Bei Senioren steigt dann die Sterblichkeitsrate aufgrund dieser Keime wieder an. Laut verschiedener Studien beträgt die Sterblichkeit bei über 60-jährigen zwischen 17 und 63 Prozent.
Wie sieht das Krankheitsbild einer Pneumokokken-Infektion aus? Welche Komplikationen treten auf?
Pneumokokken verursachen eine Vielzahl von Erkrankungen. Dazu zählen die Lungenentzündung (Pneumonie), Hirnhautentzündung (Meningitis) und die Mittelohrentzündung (Otitis media). Weiterhin können diese Keime zu Nasennebenhöhlenentzündungen (Sinusitis), Gelenkentzündungen (Arthritis) und Augenbindehautentzündungen (Konjunktivitis) führen.
Gefürchtet ist aufgrund ihrer hohen Sterblichkeitsrate die Meningitis. Im Kindesalter liegt die Rate bei 9,8 Prozent. Bei älteren Patienten beträgt sie 17 bis 63 Prozent. Etwa 70 Prozent aller bakteriellen Hirnhautentzündungen, die tödlich enden, werden durch Pneumokokken verursacht.
Außerordentlich häufig ist die Pneumokokken-Pneumonie. Man geht von 4,8 Millionen Todesfällen weltweit bei Kindern durch die Lungenerkrankung aus.

> [Untersuchte Daten]
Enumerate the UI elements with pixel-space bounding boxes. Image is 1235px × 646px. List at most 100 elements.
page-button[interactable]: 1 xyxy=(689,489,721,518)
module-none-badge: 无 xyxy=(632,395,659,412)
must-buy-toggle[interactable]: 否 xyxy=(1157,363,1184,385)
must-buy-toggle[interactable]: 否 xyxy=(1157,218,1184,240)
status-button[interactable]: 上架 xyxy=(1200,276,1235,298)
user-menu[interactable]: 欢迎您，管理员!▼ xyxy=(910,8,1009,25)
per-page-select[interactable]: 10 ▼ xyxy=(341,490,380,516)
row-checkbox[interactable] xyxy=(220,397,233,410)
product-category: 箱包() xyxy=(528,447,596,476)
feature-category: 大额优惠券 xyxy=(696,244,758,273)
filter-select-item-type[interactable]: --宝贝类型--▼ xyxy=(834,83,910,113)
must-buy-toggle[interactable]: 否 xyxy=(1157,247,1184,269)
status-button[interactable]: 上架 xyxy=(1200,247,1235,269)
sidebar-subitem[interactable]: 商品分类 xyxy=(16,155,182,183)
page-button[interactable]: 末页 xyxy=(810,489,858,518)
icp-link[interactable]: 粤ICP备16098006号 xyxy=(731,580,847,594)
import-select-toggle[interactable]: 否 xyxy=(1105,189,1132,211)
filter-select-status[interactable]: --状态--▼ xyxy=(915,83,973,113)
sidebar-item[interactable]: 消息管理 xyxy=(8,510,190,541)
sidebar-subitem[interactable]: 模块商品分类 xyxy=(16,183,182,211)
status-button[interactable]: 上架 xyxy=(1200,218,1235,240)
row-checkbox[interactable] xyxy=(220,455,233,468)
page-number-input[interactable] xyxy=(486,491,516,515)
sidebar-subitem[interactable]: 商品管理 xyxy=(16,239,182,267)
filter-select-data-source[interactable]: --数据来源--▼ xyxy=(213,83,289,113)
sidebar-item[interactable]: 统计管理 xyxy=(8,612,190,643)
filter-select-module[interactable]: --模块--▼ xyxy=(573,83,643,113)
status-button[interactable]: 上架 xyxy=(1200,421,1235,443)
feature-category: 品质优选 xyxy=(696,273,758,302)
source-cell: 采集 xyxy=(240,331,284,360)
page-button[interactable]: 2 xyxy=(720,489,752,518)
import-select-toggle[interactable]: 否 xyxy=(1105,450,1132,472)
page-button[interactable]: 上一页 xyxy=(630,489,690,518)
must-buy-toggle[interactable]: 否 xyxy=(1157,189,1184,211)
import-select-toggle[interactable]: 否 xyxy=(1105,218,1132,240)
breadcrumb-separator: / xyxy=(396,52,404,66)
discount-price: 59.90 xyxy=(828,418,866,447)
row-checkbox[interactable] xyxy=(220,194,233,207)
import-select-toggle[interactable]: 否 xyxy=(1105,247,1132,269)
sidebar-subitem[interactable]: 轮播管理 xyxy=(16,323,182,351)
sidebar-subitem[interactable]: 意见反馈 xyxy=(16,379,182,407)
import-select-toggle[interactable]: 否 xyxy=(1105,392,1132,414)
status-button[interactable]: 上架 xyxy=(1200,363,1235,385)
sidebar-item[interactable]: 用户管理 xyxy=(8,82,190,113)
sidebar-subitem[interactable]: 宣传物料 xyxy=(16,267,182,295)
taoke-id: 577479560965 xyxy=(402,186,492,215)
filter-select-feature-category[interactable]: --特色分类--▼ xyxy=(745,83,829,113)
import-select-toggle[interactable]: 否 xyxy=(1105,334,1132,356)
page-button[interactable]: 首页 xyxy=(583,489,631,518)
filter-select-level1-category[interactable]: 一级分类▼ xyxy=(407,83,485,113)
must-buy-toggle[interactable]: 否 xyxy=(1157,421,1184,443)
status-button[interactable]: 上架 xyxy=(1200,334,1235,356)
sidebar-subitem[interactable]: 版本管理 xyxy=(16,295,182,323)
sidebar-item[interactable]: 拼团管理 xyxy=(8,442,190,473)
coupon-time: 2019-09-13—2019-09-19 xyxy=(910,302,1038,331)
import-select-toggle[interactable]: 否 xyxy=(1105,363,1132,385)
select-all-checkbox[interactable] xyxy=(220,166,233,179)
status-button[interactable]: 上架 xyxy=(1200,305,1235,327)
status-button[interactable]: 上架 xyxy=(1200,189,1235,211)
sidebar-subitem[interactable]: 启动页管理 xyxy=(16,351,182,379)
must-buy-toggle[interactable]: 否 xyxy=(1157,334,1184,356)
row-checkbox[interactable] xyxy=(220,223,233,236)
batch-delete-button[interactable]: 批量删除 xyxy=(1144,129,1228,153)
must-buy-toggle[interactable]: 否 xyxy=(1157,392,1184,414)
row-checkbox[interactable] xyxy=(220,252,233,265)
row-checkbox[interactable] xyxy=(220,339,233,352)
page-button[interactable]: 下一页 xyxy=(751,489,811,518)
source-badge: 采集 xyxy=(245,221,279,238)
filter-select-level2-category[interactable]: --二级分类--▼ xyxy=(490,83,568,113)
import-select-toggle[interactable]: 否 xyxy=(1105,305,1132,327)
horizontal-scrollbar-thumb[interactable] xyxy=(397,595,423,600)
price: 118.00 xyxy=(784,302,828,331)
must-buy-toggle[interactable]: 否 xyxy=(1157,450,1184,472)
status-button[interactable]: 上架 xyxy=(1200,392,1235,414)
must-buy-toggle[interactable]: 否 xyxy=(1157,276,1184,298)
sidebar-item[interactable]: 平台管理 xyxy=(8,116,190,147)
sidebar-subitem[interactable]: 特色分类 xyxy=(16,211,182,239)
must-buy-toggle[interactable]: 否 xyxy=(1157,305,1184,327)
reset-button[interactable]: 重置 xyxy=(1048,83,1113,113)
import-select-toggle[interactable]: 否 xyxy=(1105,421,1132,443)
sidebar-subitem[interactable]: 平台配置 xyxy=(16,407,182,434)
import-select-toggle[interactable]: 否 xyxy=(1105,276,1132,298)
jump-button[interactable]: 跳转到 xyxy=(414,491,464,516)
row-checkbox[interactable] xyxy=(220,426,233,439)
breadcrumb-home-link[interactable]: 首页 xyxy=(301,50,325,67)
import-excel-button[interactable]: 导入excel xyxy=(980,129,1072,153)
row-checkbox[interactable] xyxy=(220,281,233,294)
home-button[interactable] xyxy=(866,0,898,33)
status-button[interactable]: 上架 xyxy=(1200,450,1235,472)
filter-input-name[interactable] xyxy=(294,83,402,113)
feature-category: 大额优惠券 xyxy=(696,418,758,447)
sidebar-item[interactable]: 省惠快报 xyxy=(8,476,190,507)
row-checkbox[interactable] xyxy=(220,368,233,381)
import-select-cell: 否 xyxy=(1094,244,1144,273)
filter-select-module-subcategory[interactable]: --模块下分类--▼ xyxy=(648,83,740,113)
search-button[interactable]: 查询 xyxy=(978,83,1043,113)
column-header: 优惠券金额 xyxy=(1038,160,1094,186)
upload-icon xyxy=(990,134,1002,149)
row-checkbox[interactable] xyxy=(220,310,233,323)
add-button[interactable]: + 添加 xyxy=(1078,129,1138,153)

> [Zu bearbeitende Aufgaben]
1 – Ersetzen Sie im Textauszug „Keime“ durch „Erreger“, und geben Sie den Abschnitt von „Pneumokokken verursachen eine“ bis einschließlich „die Lungenerkrankung aus.“ mit dieser Änderung wieder.
2 – Zählen Sie alle Erkrankungen auf, die laut Textauszug durch Pneumokokken verursacht werden können, jeweils mit dem in Klammern angegebenen Fachbegriff.
Stützen Sie sich ausschließlich auf den Textauszug.

> [Lösungen zur Übung]
1 –
Pneumokokken verursachen eine Vielzahl von Erkrankungen. Dazu zählen die Lungenentzündung (Pneumonie), Hirnhautentzündung (Meningitis) und die Mittelohrentzündung (Otitis media). Weiterhin können diese Erreger zu Nasennebenhöhlenentzündungen (Sinusitis), Gelenkentzündungen (Arthritis) und Augenbindehautentzündungen (Konjunktivitis) führen.
Gefürchtet ist aufgrund ihrer hohen Sterblichkeitsrate die Meningitis. Im Kindesalter liegt die Rate bei 9,8 Prozent. Bei älteren Patienten beträgt sie 17 bis 63 Prozent. Etwa 70 Prozent aller bakteriellen Hirnhautentzündungen, die tödlich enden, werden durch Pneumokokken verursacht.
Außerordentlich häufig ist die Pneumokokken-Pneumonie. Man geht von 4,8 Millionen Todesfällen weltweit bei Kindern durch die Lungenerkrankung aus.

2 –
- Lungenentzündung (Pneumonie)
- Hirnhautentzündung (Meningitis)
- Mittelohrentzündung (Otitis media)
- Nasennebenhöhlenentzündungen (Sinusitis)
- Gelenkentzündungen (Arthritis)
- Augenbindehautentzündungen (Konjunktivitis)